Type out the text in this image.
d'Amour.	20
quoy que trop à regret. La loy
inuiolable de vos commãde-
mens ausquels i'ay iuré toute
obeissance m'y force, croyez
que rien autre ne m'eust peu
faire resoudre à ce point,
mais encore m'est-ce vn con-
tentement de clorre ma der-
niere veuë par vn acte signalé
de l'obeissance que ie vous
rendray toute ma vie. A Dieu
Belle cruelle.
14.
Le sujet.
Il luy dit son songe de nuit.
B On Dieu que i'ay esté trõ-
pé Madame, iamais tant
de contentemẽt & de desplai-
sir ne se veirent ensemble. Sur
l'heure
+ + + +
Extract the full set of entries word for word.

● **Task response**
Type out the text in this image.
d'Amour.	20
quoy que trop à regret. La loy
inuiolable de vos commãde-
mens ausquels i'ay iuré toute
obeissance m'y force, croyez
que rien autre ne m'eust peu
faire resoudre à ce point,
mais encore m'est-ce vn con-
tentement de clorre ma der-
niere veuë par vn acte signalé
de l'obeissance que ie vous
rendray toute ma vie. A Dieu
Belle cruelle.
14.
Le sujet.
Il luy dit son songe de nuit.
B On Dieu que i'ay esté trõ-
pé Madame, iamais tant
de contentemẽt & de desplai-
sir ne se veirent ensemble. Sur
l'heure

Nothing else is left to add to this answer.